— BEGIN ITEMS —

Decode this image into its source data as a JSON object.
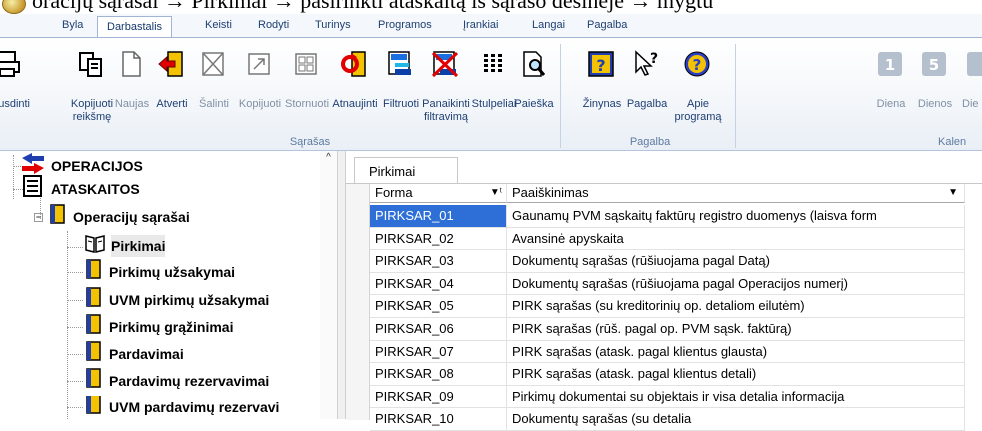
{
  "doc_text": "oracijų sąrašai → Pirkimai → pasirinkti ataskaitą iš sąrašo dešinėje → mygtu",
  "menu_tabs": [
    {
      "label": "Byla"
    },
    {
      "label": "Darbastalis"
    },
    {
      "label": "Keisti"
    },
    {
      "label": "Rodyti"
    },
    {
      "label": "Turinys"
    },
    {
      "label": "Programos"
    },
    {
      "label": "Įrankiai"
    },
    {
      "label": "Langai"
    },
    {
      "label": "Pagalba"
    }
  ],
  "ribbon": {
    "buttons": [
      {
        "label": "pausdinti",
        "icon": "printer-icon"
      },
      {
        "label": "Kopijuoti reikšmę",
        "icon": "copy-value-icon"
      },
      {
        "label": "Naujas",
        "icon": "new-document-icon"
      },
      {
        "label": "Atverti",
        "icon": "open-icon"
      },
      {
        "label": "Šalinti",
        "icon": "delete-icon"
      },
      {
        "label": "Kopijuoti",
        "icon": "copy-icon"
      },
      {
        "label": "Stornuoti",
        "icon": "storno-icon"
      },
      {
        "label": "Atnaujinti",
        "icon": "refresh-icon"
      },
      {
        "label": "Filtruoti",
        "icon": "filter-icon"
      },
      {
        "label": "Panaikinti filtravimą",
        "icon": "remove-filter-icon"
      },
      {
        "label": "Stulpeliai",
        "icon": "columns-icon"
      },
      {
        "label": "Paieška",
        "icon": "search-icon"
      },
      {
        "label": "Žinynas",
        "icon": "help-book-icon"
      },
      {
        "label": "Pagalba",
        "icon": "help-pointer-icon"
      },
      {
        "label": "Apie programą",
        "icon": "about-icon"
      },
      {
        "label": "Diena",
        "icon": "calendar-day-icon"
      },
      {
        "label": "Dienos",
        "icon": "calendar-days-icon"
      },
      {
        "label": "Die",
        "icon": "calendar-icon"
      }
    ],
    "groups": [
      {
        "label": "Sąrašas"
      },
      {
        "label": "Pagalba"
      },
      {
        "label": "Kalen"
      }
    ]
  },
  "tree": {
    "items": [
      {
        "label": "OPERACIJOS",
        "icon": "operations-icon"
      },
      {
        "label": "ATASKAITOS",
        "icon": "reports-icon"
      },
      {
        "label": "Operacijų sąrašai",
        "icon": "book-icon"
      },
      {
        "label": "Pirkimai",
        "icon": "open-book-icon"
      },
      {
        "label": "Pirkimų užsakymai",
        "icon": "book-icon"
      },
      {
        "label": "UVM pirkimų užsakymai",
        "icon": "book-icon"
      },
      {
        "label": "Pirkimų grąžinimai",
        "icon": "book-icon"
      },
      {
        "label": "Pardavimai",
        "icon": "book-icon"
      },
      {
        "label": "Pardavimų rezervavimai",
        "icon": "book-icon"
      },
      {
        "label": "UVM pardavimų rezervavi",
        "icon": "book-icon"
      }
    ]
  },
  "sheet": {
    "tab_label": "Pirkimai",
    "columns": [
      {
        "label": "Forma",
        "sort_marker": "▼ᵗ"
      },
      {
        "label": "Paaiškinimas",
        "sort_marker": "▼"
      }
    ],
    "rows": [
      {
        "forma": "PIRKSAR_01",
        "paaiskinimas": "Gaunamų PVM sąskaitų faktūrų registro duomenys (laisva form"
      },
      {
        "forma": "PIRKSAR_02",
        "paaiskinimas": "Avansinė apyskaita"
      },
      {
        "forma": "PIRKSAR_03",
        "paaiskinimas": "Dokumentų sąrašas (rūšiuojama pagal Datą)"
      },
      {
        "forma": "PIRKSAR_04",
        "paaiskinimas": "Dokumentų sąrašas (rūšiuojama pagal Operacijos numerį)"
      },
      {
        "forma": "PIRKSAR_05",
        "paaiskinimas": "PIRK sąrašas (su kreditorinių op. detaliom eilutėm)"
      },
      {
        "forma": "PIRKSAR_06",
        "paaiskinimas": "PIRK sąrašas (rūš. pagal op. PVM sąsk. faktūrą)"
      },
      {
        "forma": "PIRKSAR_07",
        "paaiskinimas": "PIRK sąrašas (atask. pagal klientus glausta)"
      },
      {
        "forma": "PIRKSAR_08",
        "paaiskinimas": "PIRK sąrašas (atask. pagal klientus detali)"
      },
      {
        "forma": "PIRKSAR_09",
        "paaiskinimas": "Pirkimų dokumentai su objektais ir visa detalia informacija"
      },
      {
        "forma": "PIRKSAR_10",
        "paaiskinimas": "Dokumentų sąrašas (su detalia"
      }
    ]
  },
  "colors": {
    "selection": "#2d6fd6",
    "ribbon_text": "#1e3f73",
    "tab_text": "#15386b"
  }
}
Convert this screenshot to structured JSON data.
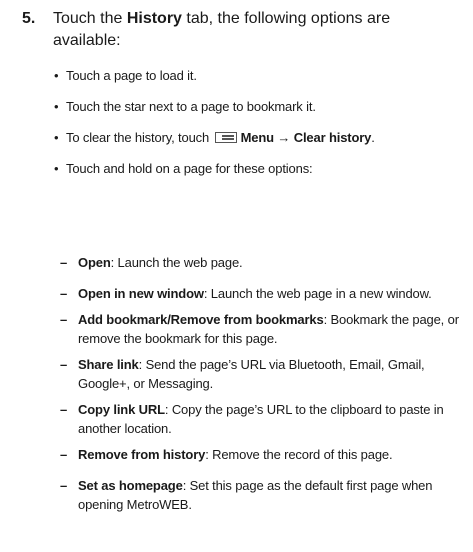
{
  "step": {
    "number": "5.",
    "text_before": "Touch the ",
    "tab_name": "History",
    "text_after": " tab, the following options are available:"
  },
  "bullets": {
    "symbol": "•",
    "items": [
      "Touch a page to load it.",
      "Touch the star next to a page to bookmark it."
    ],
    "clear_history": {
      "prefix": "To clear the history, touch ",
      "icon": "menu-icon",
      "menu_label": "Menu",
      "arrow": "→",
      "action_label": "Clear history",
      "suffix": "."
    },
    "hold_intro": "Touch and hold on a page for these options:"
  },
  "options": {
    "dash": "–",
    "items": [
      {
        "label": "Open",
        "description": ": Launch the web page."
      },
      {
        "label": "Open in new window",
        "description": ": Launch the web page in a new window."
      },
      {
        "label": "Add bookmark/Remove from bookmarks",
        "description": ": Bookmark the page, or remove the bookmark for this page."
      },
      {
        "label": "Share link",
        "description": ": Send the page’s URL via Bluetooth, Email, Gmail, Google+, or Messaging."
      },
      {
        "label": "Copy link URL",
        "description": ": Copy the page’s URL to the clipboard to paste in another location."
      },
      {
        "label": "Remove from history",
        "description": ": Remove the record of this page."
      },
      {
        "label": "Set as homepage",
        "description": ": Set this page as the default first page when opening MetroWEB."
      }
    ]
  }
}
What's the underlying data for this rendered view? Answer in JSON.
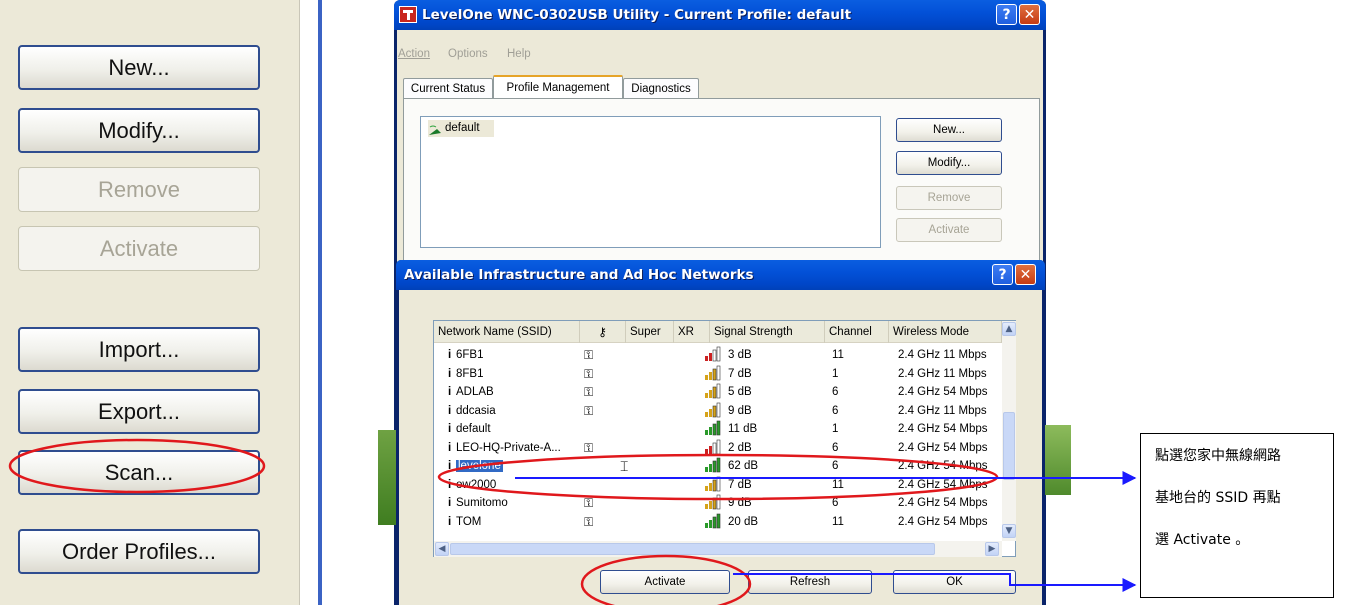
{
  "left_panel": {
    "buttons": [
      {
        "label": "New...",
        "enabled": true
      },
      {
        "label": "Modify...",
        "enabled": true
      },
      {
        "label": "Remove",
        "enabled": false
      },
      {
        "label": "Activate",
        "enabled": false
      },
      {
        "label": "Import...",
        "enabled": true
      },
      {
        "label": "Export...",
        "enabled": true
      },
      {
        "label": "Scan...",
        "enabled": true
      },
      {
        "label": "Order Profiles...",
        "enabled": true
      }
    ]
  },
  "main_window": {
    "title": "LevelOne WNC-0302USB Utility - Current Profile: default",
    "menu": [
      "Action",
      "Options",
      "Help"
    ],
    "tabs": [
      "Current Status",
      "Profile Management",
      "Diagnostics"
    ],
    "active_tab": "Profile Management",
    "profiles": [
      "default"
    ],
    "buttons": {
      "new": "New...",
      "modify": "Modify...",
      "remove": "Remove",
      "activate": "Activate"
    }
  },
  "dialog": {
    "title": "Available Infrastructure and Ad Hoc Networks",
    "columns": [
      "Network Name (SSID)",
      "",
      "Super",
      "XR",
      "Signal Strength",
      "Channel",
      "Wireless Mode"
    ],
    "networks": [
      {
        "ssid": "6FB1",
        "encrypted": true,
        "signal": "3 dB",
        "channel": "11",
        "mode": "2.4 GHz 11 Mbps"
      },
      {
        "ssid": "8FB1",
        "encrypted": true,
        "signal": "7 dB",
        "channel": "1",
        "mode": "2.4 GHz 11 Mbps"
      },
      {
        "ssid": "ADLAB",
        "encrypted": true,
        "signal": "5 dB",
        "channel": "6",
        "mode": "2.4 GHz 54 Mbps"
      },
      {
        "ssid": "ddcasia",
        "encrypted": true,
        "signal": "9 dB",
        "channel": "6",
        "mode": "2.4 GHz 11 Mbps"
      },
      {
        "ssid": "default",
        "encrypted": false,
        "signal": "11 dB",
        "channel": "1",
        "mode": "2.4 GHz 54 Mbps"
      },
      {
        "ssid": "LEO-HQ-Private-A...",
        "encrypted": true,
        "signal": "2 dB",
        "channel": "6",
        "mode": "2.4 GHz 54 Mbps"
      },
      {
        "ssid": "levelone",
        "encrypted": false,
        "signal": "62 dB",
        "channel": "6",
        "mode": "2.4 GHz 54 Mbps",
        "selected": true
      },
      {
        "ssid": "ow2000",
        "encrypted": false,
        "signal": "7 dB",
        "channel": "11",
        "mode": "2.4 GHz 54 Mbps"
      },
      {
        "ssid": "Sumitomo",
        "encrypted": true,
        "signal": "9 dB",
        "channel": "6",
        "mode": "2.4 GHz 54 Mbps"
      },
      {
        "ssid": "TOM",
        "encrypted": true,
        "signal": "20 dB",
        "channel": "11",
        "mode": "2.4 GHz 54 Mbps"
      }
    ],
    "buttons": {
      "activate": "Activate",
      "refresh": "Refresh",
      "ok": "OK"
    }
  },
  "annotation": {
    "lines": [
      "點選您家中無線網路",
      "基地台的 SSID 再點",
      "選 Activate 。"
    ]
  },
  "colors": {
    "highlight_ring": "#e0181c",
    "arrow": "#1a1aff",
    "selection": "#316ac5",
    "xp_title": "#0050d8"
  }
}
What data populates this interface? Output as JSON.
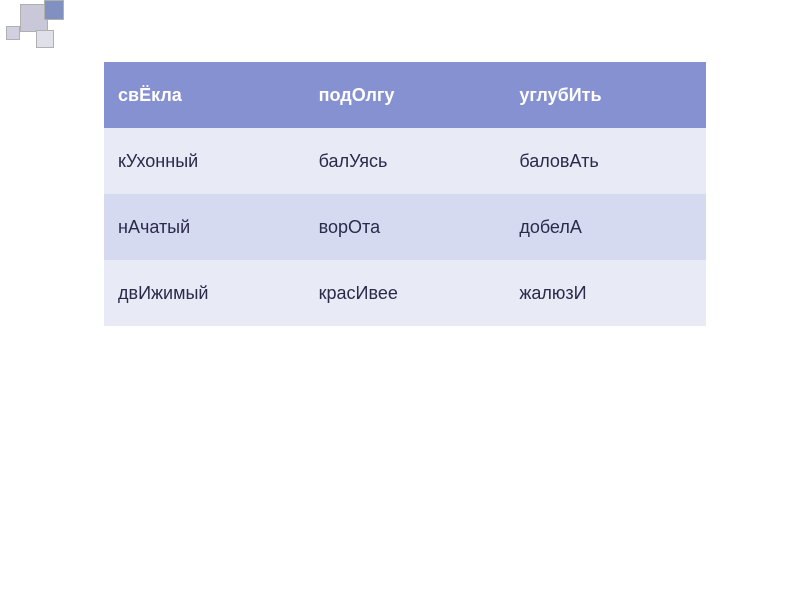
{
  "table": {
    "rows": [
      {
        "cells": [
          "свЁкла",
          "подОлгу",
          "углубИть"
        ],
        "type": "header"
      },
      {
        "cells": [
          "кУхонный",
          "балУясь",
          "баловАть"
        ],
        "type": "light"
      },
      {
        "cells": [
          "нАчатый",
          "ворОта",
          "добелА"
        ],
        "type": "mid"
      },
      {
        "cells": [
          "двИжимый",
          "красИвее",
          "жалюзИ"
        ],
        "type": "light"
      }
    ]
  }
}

— END ITEMS —

TASK TO COMPLETE: Filter the entries above down to the lines containing the word "Launch".

FINAL RESULT:
        "description": ": Launch the web page."
        "description": ": Launch the web page in a new window."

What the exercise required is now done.